WHAT YOU WILL DO
Look through the data below. Pick out the lines holding the string "name".
[begin DATA ROWS]
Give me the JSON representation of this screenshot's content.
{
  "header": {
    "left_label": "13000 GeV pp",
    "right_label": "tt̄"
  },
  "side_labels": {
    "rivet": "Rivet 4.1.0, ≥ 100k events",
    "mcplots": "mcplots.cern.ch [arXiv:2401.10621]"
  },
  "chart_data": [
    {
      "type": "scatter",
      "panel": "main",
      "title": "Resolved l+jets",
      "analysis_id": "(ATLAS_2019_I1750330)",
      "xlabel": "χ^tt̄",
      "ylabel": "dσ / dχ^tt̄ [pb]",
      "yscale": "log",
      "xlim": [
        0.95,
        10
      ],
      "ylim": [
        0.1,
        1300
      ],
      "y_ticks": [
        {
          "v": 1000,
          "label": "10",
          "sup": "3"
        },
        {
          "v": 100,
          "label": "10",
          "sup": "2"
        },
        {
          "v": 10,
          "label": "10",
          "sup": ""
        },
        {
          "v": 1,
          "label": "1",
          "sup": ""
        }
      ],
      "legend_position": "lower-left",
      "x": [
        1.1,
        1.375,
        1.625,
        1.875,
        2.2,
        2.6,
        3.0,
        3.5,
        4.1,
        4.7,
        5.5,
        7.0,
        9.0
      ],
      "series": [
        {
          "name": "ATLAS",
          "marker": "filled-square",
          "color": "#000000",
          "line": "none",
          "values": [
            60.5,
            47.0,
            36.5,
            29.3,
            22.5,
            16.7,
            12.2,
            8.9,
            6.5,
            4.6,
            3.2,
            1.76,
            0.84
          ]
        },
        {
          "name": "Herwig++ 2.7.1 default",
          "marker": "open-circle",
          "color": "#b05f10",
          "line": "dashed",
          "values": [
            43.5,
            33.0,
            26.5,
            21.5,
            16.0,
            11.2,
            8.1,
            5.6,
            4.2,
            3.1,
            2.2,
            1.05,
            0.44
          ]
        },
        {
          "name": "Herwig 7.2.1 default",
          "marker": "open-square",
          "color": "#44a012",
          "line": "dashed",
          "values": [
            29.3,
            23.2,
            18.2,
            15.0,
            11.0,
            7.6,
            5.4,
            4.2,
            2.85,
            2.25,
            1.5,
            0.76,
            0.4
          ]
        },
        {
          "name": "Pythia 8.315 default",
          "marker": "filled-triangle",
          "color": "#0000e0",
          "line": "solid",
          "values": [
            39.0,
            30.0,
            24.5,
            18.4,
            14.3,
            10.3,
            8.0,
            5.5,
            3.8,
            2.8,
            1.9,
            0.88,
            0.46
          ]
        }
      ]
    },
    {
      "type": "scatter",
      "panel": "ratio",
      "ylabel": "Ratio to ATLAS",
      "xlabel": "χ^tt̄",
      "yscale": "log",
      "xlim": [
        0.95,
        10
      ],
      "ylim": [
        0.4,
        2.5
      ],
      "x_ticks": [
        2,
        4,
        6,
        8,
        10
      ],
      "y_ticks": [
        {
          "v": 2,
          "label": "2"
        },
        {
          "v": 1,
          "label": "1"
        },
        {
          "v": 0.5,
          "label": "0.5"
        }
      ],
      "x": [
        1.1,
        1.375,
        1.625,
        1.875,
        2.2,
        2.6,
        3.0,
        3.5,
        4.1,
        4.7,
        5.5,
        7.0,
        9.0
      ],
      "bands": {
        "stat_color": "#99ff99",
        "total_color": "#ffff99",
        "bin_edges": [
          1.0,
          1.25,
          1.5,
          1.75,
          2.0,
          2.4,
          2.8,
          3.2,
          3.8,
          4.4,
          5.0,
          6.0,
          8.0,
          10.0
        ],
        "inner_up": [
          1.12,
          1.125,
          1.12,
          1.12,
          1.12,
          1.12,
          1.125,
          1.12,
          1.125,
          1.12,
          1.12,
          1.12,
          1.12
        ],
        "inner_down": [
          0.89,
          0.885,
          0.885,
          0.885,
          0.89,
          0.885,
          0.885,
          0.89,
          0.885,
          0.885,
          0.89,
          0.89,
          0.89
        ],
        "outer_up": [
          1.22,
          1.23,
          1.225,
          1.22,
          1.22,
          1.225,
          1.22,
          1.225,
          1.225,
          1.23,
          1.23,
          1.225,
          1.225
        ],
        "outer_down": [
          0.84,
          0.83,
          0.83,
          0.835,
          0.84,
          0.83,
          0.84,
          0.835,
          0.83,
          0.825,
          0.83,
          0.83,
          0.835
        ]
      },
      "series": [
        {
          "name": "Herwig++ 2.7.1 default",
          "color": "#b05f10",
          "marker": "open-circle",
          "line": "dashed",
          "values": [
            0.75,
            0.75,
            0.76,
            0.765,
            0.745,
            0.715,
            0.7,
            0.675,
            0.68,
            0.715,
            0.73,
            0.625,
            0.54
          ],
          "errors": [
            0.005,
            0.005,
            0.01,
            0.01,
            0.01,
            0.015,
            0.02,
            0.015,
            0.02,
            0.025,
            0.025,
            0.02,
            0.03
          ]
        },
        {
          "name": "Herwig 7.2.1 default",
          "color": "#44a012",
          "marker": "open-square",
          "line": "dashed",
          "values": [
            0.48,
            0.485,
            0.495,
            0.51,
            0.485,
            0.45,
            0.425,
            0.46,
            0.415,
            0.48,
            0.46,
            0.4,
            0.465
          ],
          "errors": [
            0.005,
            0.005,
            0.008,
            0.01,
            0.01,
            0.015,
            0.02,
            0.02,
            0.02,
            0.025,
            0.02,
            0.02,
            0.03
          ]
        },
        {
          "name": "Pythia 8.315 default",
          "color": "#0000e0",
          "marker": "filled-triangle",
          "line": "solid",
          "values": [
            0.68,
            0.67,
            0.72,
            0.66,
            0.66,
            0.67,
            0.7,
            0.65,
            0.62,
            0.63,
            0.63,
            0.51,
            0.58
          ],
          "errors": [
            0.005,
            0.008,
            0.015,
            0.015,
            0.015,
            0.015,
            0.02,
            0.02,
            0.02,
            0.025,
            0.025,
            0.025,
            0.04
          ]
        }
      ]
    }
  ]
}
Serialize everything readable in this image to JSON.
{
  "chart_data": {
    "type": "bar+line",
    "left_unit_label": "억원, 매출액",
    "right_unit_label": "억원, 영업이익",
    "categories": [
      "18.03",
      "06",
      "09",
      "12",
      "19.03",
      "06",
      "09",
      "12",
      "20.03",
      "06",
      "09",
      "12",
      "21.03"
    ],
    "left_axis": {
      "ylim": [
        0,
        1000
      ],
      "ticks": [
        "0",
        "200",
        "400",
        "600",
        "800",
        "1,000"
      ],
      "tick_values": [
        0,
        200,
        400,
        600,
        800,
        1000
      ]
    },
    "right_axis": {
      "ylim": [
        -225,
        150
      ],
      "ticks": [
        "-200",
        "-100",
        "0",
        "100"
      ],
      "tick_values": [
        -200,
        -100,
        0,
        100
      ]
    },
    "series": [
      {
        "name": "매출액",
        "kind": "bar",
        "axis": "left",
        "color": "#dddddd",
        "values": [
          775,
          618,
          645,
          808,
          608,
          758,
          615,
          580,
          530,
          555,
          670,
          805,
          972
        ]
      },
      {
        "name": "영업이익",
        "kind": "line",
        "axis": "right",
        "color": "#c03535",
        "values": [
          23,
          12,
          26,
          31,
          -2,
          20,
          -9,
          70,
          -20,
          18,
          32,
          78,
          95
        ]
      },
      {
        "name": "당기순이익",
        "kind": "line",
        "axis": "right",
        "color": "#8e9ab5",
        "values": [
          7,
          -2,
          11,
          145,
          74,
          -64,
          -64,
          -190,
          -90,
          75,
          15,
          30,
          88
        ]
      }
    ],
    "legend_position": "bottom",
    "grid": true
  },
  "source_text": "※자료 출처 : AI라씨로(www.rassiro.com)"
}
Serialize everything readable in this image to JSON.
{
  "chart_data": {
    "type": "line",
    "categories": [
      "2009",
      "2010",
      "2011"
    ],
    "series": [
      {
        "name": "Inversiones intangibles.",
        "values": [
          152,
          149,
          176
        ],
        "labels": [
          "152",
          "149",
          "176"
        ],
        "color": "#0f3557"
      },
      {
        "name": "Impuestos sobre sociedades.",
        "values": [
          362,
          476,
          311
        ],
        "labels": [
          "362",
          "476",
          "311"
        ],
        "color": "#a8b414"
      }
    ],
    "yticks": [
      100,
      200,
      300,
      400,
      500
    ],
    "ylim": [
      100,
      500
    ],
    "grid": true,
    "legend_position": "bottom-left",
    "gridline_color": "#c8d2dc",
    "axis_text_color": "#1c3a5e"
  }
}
[end DATA ROWS]
EXPECTED ANSWER
          "name": "ATLAS",
          "name": "Herwig++ 2.7.1 default",
          "name": "Herwig 7.2.1 default",
          "name": "Pythia 8.315 default",
          "name": "Herwig++ 2.7.1 default",
          "name": "Herwig 7.2.1 default",
          "name": "Pythia 8.315 default",
        "name": "매출액",
        "name": "영업이익",
        "name": "당기순이익",
        "name": "Inversiones intangibles.",
        "name": "Impuestos sobre sociedades.",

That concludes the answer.